Supplied passage
● ● ● ● ● ● ●
The process of maximum customisation of UI is also important to the successful implementation. The customisation process of UI is a continuous interaction between final users and IT engineers. Post implementation, µ-SMART provides information to the other information systems, such as Enterprise Resource Planning (ERP), Activity Based Cost analysis (ABC), Groupware (GW), i-Severance (homepage), Parking system, Smart Card system (Figure 2). As a whole we have the system as ‘µ-Severance system’.
Getting the clinicians to participate was a tough task during the development. They don’t want to change their working process abruptly, and sometimes they cannot catch what they have to help or how they participate. Same as clinicians, there can be conflicts among paramedical departments due to their working boundaries. These situations can be aggravated because nobody can show the final result intuitively until the end of development. However, it can be safely said that the most important thing during the process was to continuously encourage of participation with passion. Any health organization has its unique culture and special working processes. As a result of participation, the individuals can know the strong and weak points of the organisation and their working processes. Only active participation can overcome any difficulties and can make the most effective EHR system. When everyone participates, it helps in learning more about the HIS itself as every participant can share his / her knowledge and have a strong interest for further development and better utilisation of the system. This kind of organisational upgrade was another result from the hard work put into the development of the EHR system.
● ● ● ● ● ● ●
Available data
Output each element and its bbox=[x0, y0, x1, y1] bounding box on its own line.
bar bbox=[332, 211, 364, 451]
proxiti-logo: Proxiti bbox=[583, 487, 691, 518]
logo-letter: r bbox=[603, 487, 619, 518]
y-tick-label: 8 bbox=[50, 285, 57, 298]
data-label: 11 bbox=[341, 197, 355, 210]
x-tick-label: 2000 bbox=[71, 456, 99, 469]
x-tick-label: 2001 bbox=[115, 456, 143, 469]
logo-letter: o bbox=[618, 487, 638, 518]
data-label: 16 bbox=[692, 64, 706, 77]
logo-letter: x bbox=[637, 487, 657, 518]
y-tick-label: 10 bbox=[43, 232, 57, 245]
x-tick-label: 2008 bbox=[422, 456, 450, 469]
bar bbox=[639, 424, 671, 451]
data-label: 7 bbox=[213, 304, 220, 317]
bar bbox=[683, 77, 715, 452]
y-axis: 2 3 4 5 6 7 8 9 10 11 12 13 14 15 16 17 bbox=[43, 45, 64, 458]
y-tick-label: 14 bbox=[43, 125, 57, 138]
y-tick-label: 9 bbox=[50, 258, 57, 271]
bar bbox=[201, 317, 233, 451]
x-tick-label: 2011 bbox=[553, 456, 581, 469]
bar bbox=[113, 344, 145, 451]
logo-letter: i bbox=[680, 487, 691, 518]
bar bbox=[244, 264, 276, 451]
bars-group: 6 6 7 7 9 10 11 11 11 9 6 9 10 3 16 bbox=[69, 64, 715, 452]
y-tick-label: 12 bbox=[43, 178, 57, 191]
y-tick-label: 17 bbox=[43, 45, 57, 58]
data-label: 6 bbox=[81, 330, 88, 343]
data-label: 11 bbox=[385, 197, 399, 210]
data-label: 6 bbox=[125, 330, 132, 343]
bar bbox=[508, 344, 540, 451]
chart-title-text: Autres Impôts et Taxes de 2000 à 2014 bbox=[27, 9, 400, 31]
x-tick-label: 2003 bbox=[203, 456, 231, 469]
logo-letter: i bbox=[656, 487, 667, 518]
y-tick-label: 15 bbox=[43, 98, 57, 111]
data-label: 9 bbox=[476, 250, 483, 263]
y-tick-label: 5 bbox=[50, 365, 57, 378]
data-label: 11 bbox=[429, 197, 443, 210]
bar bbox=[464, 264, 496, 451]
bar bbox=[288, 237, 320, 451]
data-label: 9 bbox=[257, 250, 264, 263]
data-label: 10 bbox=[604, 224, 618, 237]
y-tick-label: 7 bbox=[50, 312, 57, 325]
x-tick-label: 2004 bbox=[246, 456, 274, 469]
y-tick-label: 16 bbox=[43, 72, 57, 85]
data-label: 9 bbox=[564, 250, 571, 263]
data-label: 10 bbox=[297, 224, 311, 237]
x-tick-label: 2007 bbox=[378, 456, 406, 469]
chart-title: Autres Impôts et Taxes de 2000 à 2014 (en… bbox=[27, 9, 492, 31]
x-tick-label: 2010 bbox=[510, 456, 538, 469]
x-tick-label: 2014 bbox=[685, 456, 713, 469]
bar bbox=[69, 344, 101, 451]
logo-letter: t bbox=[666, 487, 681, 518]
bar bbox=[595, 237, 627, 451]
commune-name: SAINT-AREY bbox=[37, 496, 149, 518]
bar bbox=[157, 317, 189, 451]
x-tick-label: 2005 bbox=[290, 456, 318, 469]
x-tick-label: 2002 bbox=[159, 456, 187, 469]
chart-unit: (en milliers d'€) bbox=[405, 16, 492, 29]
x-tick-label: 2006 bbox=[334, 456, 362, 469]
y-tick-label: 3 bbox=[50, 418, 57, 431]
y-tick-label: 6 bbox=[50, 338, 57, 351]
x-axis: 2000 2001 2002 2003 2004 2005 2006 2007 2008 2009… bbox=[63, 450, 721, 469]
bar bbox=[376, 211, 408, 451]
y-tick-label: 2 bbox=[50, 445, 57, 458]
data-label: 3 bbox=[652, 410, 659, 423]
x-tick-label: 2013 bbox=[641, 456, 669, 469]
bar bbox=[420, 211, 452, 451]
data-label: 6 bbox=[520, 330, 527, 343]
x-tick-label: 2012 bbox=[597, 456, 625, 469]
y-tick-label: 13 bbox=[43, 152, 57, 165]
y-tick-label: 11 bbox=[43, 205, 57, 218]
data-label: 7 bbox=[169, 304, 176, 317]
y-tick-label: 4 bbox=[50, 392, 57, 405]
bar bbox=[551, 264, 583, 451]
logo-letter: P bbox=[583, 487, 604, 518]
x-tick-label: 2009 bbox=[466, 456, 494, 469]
● ● ● ● ● ● ●
Exercise requirements
1. List every information system that the EHR development passage says µ-SMART provides information to after implementation.
2. Retype the EHR development passage, starting with "The process of" and going on through "as ‘µ-Severance system’.".
3. Extend the EHR development passage with a paragraph that follows on from its last sentence.

Answers for the tasks
1.
- Enterprise Resource Planning (ERP)
- Activity Based Cost analysis (ABC)
- Groupware (GW)
- i-Severance (homepage)
- Parking system
- Smart Card system

2.
The process of maximum customisation of UI is also important to the successful implementation. The customisation process of UI is a continuous interaction between final users and IT engineers. Post implementation, µ-SMART provides information to the other information systems, such as Enterprise Resource Planning (ERP), Activity Based Cost analysis (ABC), Groupware (GW), i-Severance (homepage), Parking system, Smart Card system (Figure 2). As a whole we have the system as ‘µ-Severance system’.

3.
Already 23 months have passed after the implementation. Now no clinicians and nurses can imagine working without µ-SMART system. Also we have found evidence of evolution, like the self standardisation of terminology, faster innovation of clinical document formation, better quality of recording, better working process and voluntary participation of new HIS projects. The economical effect and the Return on Investment (ROI) is still under investigation, however, we can be sure that there are many positive ROIs of EHR system. Further reports will be prepared in near future. We also have to keep the value innovation of EHR system to improve quality of care and to enhance the research capability, and also have to keep the technical innovation to integrate IT into the individualised home care of health.
In conclusion, I am sure that the EHR system improves clinical working process, patient’s safety and active utilisation of medical information. And it will realise ubiquitous environment of medical service in near future. The results of current EHR system will be another foundation for the sophisticated EHR system of the future, and knowledge-based medical services will become a reality. However, we should remember that people are always at the centre of the system.